What is expected: Locate every line in the records below that contains the word "partic", and copy each one.
# Start of Data section
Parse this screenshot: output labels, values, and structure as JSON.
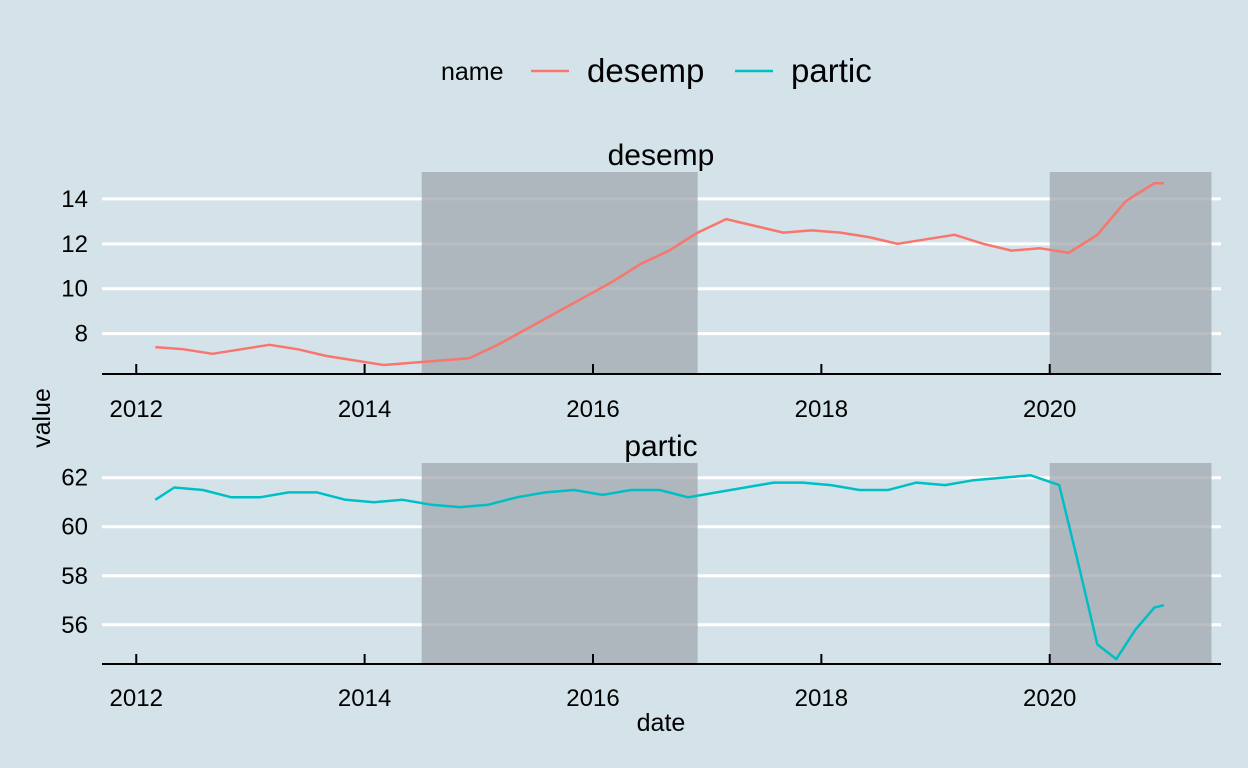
{
  "chart_data": {
    "type": "line",
    "legend": {
      "title": "name",
      "position": "top",
      "entries": [
        "desemp",
        "partic"
      ]
    },
    "xlabel": "date",
    "ylabel": "value",
    "x_ticks": [
      "2012",
      "2014",
      "2016",
      "2018",
      "2020"
    ],
    "x_range": [
      2011.7,
      2021.5
    ],
    "grid": true,
    "colors": {
      "desemp": "#f8766d",
      "partic": "#00bfc4",
      "shade": "#a0a8ae",
      "background": "#d4e3ea",
      "grid": "#ffffff"
    },
    "shaded_periods": [
      {
        "start": "2014-07",
        "end": "2016-12"
      },
      {
        "start": "2020-01",
        "end": "2021-06"
      }
    ],
    "panels": [
      {
        "title": "desemp",
        "series": "desemp",
        "y_ticks": [
          8,
          10,
          12,
          14
        ],
        "ylim": [
          6.2,
          15.2
        ],
        "dates": [
          "2012-03",
          "2012-06",
          "2012-09",
          "2012-12",
          "2013-03",
          "2013-06",
          "2013-09",
          "2013-12",
          "2014-03",
          "2014-06",
          "2014-09",
          "2014-12",
          "2015-03",
          "2015-06",
          "2015-09",
          "2015-12",
          "2016-03",
          "2016-06",
          "2016-09",
          "2016-12",
          "2017-03",
          "2017-06",
          "2017-09",
          "2017-12",
          "2018-03",
          "2018-06",
          "2018-09",
          "2018-12",
          "2019-03",
          "2019-06",
          "2019-09",
          "2019-12",
          "2020-03",
          "2020-06",
          "2020-09",
          "2020-12",
          "2021-01"
        ],
        "values": [
          7.4,
          7.3,
          7.1,
          7.3,
          7.5,
          7.3,
          7.0,
          6.8,
          6.6,
          6.7,
          6.8,
          6.9,
          7.5,
          8.2,
          8.9,
          9.6,
          10.3,
          11.1,
          11.7,
          12.5,
          13.1,
          12.8,
          12.5,
          12.6,
          12.5,
          12.3,
          12.0,
          12.2,
          12.4,
          12.0,
          11.7,
          11.8,
          11.6,
          12.4,
          13.9,
          14.7,
          14.7
        ]
      },
      {
        "title": "partic",
        "series": "partic",
        "y_ticks": [
          56,
          58,
          60,
          62
        ],
        "ylim": [
          54.4,
          62.6
        ],
        "dates": [
          "2012-03",
          "2012-05",
          "2012-08",
          "2012-11",
          "2013-02",
          "2013-05",
          "2013-08",
          "2013-11",
          "2014-02",
          "2014-05",
          "2014-08",
          "2014-11",
          "2015-02",
          "2015-05",
          "2015-08",
          "2015-11",
          "2016-02",
          "2016-05",
          "2016-08",
          "2016-11",
          "2017-02",
          "2017-05",
          "2017-08",
          "2017-11",
          "2018-02",
          "2018-05",
          "2018-08",
          "2018-11",
          "2019-02",
          "2019-05",
          "2019-08",
          "2019-11",
          "2020-02",
          "2020-04",
          "2020-06",
          "2020-08",
          "2020-10",
          "2020-12",
          "2021-01"
        ],
        "values": [
          61.1,
          61.6,
          61.5,
          61.2,
          61.2,
          61.4,
          61.4,
          61.1,
          61.0,
          61.1,
          60.9,
          60.8,
          60.9,
          61.2,
          61.4,
          61.5,
          61.3,
          61.5,
          61.5,
          61.2,
          61.4,
          61.6,
          61.8,
          61.8,
          61.7,
          61.5,
          61.5,
          61.8,
          61.7,
          61.9,
          62.0,
          62.1,
          61.7,
          58.5,
          55.2,
          54.6,
          55.8,
          56.7,
          56.8
        ]
      }
    ]
  }
}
# End of Data section
Response:
        "partic"
      "partic": "#00bfc4",
        "title": "partic",
        "series": "partic",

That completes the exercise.